[RECORD EXTRACTS]
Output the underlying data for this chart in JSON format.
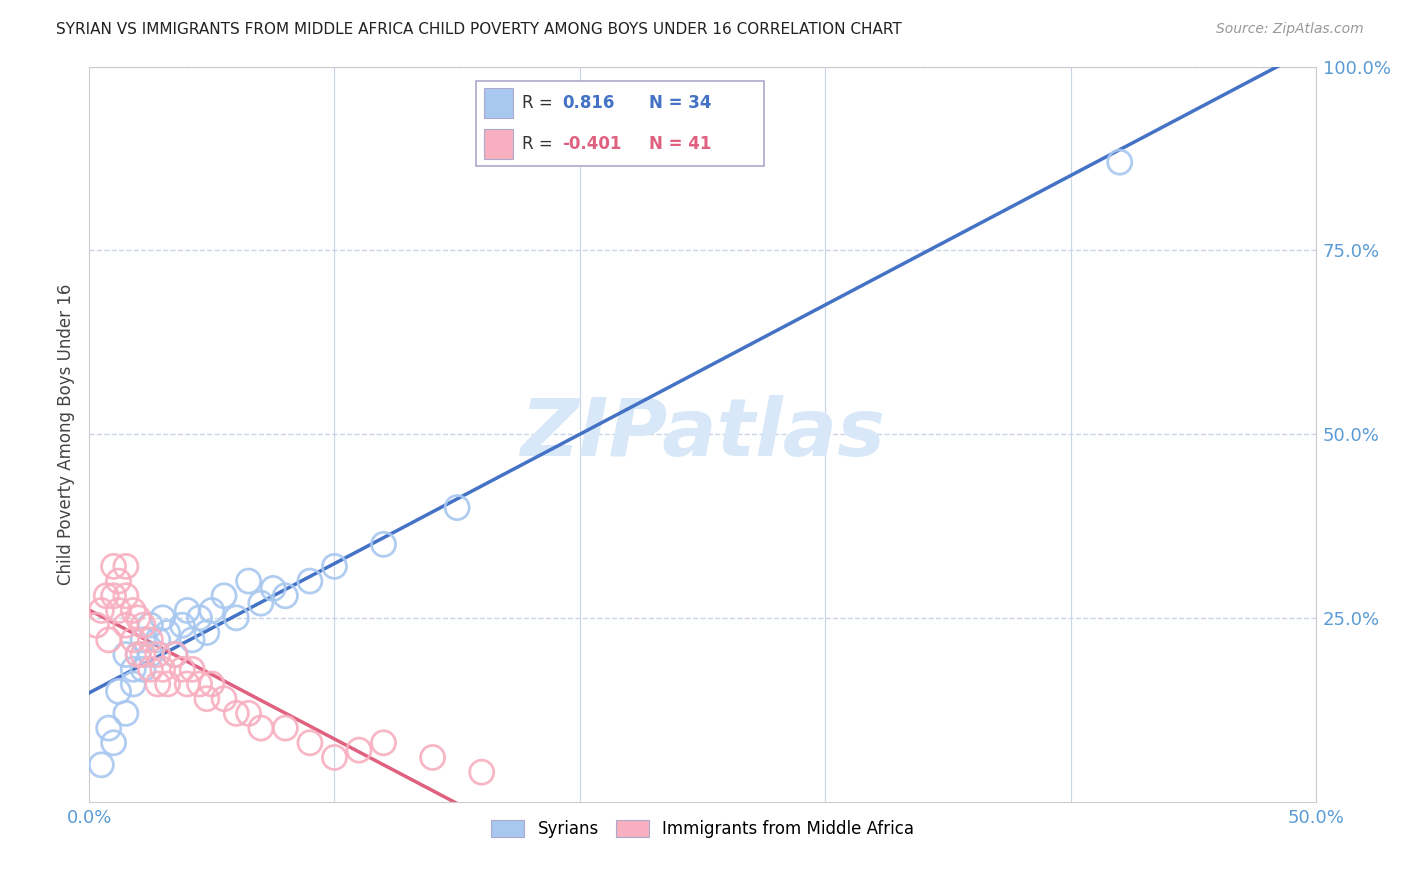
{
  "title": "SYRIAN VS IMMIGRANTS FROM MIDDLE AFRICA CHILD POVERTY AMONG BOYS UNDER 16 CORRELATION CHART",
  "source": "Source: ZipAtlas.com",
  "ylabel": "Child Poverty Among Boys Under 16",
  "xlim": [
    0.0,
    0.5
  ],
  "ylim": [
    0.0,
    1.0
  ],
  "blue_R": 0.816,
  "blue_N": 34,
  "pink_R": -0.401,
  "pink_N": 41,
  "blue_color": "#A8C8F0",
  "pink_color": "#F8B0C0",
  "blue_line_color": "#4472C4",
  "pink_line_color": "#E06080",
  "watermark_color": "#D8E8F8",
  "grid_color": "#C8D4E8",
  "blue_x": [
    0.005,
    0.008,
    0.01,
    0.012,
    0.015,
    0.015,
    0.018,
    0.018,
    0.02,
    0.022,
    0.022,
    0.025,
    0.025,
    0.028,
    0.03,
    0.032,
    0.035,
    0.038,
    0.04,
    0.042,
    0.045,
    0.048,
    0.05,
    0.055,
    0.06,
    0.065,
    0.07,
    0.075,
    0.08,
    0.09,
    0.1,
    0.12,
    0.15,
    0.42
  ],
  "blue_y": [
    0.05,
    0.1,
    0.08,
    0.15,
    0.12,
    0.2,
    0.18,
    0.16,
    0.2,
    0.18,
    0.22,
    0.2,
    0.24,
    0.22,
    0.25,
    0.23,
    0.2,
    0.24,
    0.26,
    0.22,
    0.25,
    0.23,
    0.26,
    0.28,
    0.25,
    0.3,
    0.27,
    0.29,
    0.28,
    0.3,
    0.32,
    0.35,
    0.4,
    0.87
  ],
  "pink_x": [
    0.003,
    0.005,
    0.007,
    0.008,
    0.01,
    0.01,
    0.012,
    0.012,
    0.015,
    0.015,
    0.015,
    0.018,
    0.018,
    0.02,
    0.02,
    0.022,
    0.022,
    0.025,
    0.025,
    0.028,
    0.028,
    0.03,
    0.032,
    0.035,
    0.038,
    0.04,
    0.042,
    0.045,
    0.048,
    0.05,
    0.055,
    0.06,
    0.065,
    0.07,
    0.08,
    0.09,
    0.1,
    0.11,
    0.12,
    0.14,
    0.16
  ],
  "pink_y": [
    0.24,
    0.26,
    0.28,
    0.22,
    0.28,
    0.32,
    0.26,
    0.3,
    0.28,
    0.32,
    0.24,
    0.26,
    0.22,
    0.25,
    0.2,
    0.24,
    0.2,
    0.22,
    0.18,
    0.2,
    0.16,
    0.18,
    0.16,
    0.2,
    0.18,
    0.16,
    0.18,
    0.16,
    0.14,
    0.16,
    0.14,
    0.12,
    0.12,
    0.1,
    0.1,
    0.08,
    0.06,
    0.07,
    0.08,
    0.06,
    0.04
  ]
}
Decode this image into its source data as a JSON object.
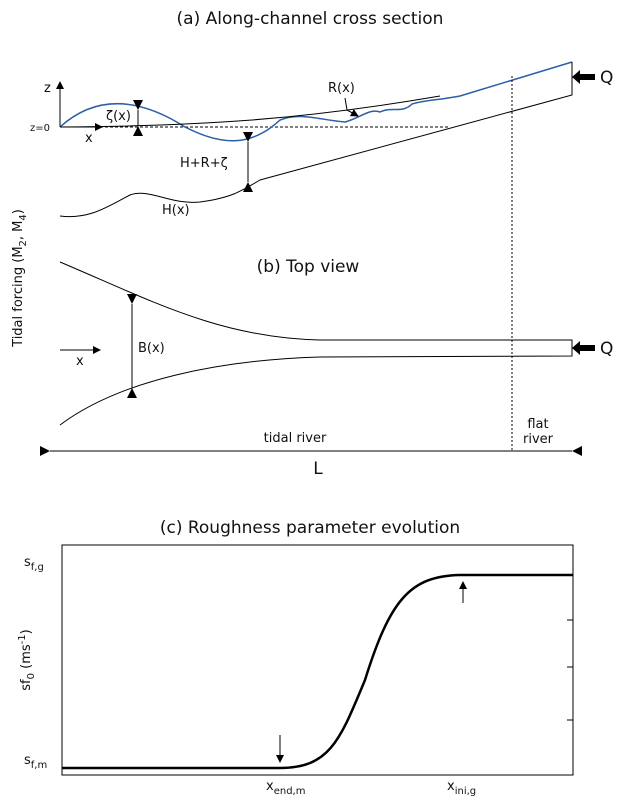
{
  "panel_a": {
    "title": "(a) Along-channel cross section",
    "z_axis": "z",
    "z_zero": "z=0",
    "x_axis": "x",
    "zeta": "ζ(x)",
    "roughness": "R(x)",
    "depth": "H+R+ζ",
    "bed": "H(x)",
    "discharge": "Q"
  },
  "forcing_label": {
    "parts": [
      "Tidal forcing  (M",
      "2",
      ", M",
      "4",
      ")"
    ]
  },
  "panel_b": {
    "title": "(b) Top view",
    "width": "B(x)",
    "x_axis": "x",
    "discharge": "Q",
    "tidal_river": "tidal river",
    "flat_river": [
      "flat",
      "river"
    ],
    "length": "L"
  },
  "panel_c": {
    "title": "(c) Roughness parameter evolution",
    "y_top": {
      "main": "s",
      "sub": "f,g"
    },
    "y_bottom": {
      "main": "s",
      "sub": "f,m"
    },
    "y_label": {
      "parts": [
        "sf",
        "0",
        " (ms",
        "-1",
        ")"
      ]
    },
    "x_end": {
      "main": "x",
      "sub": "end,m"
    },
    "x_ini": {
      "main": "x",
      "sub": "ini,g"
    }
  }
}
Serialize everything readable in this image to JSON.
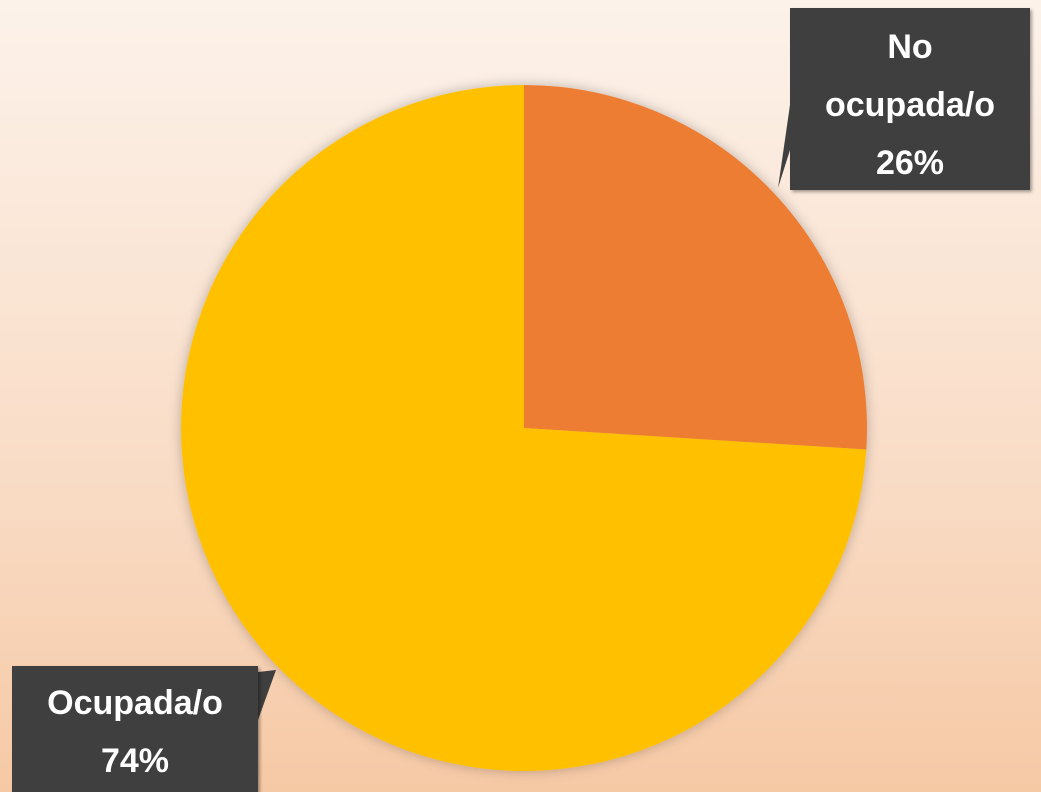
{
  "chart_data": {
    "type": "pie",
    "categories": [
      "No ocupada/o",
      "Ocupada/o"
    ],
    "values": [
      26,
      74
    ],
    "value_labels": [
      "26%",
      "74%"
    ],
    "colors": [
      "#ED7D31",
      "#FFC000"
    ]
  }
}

[TASK DESCRIPTION]
Please repeat the entries exactly. Do not include the pictures.

[EXPECTED ANSWER]
Output the underlying data for this chart in JSON format.
{
  "title": "SYRIAN VS IMMIGRANTS FROM MIDDLE AFRICA CHILD POVERTY AMONG BOYS UNDER 16 CORRELATION CHART",
  "source": "Source: ZipAtlas.com",
  "ylabel": "Child Poverty Among Boys Under 16",
  "xlim": [
    0.0,
    0.5
  ],
  "ylim": [
    0.0,
    1.0
  ],
  "blue_R": 0.816,
  "blue_N": 34,
  "pink_R": -0.401,
  "pink_N": 41,
  "blue_color": "#A8C8F0",
  "pink_color": "#F8B0C0",
  "blue_line_color": "#4472C4",
  "pink_line_color": "#E06080",
  "watermark_color": "#D8E8F8",
  "grid_color": "#C8D4E8",
  "blue_x": [
    0.005,
    0.008,
    0.01,
    0.012,
    0.015,
    0.015,
    0.018,
    0.018,
    0.02,
    0.022,
    0.022,
    0.025,
    0.025,
    0.028,
    0.03,
    0.032,
    0.035,
    0.038,
    0.04,
    0.042,
    0.045,
    0.048,
    0.05,
    0.055,
    0.06,
    0.065,
    0.07,
    0.075,
    0.08,
    0.09,
    0.1,
    0.12,
    0.15,
    0.42
  ],
  "blue_y": [
    0.05,
    0.1,
    0.08,
    0.15,
    0.12,
    0.2,
    0.18,
    0.16,
    0.2,
    0.18,
    0.22,
    0.2,
    0.24,
    0.22,
    0.25,
    0.23,
    0.2,
    0.24,
    0.26,
    0.22,
    0.25,
    0.23,
    0.26,
    0.28,
    0.25,
    0.3,
    0.27,
    0.29,
    0.28,
    0.3,
    0.32,
    0.35,
    0.4,
    0.87
  ],
  "pink_x": [
    0.003,
    0.005,
    0.007,
    0.008,
    0.01,
    0.01,
    0.012,
    0.012,
    0.015,
    0.015,
    0.015,
    0.018,
    0.018,
    0.02,
    0.02,
    0.022,
    0.022,
    0.025,
    0.025,
    0.028,
    0.028,
    0.03,
    0.032,
    0.035,
    0.038,
    0.04,
    0.042,
    0.045,
    0.048,
    0.05,
    0.055,
    0.06,
    0.065,
    0.07,
    0.08,
    0.09,
    0.1,
    0.11,
    0.12,
    0.14,
    0.16
  ],
  "pink_y": [
    0.24,
    0.26,
    0.28,
    0.22,
    0.28,
    0.32,
    0.26,
    0.3,
    0.28,
    0.32,
    0.24,
    0.26,
    0.22,
    0.25,
    0.2,
    0.24,
    0.2,
    0.22,
    0.18,
    0.2,
    0.16,
    0.18,
    0.16,
    0.2,
    0.18,
    0.16,
    0.18,
    0.16,
    0.14,
    0.16,
    0.14,
    0.12,
    0.12,
    0.1,
    0.1,
    0.08,
    0.06,
    0.07,
    0.08,
    0.06,
    0.04
  ]
}
Decode this image into its source data as a JSON object.
{
  "panel_a": {
    "title": "(a) Along-channel cross section",
    "z_axis": "z",
    "z_zero": "z=0",
    "x_axis": "x",
    "zeta": "ζ(x)",
    "roughness": "R(x)",
    "depth": "H+R+ζ",
    "bed": "H(x)",
    "discharge": "Q"
  },
  "forcing_label": {
    "parts": [
      "Tidal forcing  (M",
      "2",
      ", M",
      "4",
      ")"
    ]
  },
  "panel_b": {
    "title": "(b) Top view",
    "width": "B(x)",
    "x_axis": "x",
    "discharge": "Q",
    "tidal_river": "tidal river",
    "flat_river": [
      "flat",
      "river"
    ],
    "length": "L"
  },
  "panel_c": {
    "title": "(c) Roughness parameter evolution",
    "y_top": {
      "main": "s",
      "sub": "f,g"
    },
    "y_bottom": {
      "main": "s",
      "sub": "f,m"
    },
    "y_label": {
      "parts": [
        "sf",
        "0",
        " (ms",
        "-1",
        ")"
      ]
    },
    "x_end": {
      "main": "x",
      "sub": "end,m"
    },
    "x_ini": {
      "main": "x",
      "sub": "ini,g"
    }
  }
}
Serialize everything readable in this image to JSON.
{
  "chart_data": {
    "type": "pie",
    "categories": [
      "No ocupada/o",
      "Ocupada/o"
    ],
    "values": [
      26,
      74
    ],
    "value_labels": [
      "26%",
      "74%"
    ],
    "colors": [
      "#ED7D31",
      "#FFC000"
    ]
  }
}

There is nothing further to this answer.